From the entries below, please gather each line containing the string "lignee".

<<<<

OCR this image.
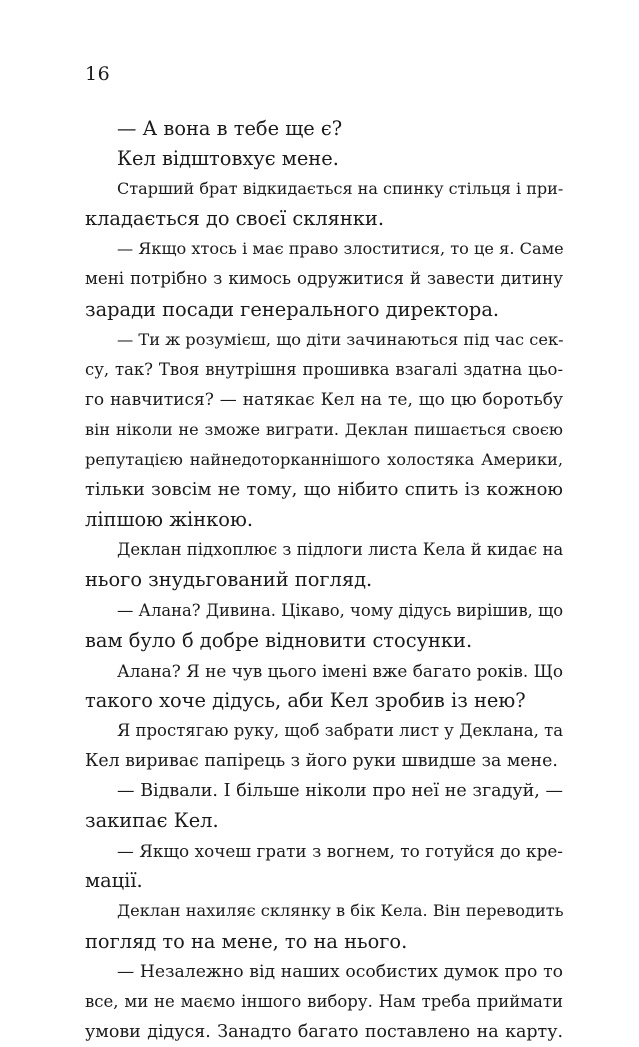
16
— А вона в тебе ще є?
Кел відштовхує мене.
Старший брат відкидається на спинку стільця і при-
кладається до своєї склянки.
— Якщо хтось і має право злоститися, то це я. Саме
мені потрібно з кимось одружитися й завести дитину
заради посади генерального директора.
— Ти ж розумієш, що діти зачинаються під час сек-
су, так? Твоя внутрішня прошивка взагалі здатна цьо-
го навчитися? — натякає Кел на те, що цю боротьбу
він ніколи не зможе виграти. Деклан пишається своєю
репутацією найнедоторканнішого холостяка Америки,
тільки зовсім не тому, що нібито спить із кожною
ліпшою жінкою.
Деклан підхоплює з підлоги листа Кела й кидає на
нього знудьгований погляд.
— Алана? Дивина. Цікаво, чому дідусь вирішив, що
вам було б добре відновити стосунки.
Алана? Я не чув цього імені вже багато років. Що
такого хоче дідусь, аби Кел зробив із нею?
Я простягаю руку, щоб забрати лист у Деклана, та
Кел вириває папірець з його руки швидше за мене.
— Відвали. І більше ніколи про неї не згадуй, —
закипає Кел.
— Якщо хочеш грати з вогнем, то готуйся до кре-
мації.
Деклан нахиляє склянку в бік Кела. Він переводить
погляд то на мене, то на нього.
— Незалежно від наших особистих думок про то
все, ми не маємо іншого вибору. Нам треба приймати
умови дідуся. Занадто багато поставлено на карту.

>>>>
<<<<

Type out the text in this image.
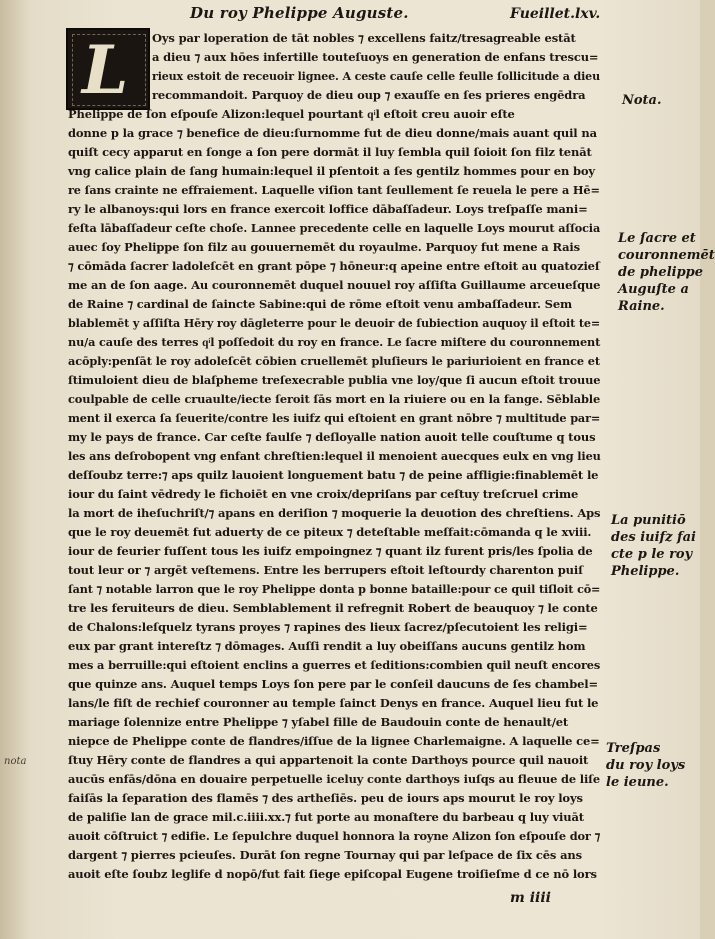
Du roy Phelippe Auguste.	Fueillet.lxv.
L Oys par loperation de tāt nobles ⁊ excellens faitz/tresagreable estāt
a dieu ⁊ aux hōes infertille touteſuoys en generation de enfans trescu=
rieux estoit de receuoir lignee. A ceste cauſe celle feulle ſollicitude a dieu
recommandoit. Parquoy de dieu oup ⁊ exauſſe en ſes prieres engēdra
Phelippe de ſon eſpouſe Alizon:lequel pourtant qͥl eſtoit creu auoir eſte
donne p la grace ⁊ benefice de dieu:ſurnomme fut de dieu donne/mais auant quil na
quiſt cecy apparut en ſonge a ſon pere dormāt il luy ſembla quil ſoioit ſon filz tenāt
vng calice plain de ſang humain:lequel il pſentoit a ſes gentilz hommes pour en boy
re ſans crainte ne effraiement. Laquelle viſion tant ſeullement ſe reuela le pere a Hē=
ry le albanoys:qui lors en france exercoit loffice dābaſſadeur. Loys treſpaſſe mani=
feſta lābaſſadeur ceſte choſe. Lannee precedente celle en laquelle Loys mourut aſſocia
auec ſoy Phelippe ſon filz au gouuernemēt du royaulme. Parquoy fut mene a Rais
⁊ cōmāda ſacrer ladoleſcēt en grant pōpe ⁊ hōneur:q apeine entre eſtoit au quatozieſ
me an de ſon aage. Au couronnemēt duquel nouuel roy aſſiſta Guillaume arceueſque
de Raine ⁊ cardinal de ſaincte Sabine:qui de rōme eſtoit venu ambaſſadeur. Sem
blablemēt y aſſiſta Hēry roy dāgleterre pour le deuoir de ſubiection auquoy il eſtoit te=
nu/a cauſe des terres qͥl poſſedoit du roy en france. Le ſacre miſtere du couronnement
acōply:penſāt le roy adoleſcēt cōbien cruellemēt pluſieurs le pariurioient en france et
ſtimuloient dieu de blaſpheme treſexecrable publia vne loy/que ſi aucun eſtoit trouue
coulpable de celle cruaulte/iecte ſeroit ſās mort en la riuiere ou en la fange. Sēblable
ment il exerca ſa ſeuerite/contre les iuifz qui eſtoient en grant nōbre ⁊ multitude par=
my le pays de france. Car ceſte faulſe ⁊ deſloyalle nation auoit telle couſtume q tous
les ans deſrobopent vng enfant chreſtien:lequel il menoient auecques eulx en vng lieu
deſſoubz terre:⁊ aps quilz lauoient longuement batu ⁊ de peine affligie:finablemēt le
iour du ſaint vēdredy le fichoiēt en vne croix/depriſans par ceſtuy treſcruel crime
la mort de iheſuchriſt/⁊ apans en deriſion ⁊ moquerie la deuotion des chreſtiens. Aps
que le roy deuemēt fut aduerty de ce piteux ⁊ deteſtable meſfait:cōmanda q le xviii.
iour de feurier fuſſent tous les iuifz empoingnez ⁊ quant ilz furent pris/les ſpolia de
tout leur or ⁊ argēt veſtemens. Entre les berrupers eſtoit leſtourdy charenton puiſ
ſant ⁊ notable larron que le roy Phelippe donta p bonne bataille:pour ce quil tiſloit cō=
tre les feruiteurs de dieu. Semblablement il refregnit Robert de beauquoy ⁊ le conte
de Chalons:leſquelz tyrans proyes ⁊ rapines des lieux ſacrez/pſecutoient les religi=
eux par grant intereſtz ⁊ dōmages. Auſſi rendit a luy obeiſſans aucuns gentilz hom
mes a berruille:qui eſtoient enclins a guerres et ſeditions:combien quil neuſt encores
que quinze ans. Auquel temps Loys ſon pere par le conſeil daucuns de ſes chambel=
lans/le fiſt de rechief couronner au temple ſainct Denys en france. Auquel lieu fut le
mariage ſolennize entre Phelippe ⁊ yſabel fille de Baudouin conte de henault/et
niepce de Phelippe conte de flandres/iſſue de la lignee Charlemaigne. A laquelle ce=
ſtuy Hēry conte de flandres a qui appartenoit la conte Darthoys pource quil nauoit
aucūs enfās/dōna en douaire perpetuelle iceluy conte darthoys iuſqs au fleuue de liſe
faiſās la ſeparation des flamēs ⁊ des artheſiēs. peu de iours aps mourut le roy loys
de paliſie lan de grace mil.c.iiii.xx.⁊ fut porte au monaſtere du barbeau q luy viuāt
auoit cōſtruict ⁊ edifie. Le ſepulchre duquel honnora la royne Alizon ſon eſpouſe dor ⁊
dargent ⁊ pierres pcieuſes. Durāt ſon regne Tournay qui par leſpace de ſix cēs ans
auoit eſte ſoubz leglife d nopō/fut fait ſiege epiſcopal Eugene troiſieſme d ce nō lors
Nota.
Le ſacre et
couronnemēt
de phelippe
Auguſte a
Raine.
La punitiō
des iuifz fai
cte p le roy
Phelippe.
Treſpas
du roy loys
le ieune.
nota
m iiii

>>>>
<<<<

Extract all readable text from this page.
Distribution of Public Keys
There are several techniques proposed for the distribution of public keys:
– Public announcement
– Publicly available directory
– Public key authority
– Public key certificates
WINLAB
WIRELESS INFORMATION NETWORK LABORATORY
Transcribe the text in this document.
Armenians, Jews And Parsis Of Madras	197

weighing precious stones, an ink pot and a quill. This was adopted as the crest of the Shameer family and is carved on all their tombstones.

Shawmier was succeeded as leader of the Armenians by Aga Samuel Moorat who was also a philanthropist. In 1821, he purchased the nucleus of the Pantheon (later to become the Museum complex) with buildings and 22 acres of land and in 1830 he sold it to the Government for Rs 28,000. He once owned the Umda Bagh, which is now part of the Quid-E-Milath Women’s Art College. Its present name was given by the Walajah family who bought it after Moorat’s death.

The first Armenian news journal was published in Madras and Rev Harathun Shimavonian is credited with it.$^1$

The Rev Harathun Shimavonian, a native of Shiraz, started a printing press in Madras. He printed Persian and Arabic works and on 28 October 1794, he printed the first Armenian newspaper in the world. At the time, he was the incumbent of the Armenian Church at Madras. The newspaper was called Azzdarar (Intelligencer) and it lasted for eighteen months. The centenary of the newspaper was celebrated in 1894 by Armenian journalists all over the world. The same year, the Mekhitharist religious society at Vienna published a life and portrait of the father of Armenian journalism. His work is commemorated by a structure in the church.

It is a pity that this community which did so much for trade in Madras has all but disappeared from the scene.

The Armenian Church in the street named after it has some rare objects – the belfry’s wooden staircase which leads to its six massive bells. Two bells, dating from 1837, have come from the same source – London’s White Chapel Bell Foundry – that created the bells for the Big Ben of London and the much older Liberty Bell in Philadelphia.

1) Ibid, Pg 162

>>>>

=== Expected output ===
rieux estoit de receuoir lignee. A ceste cauſe celle feulle ſollicitude a dieu
niepce de Phelippe conte de flandres/iſſue de la lignee Charlemaigne. A laquelle ce=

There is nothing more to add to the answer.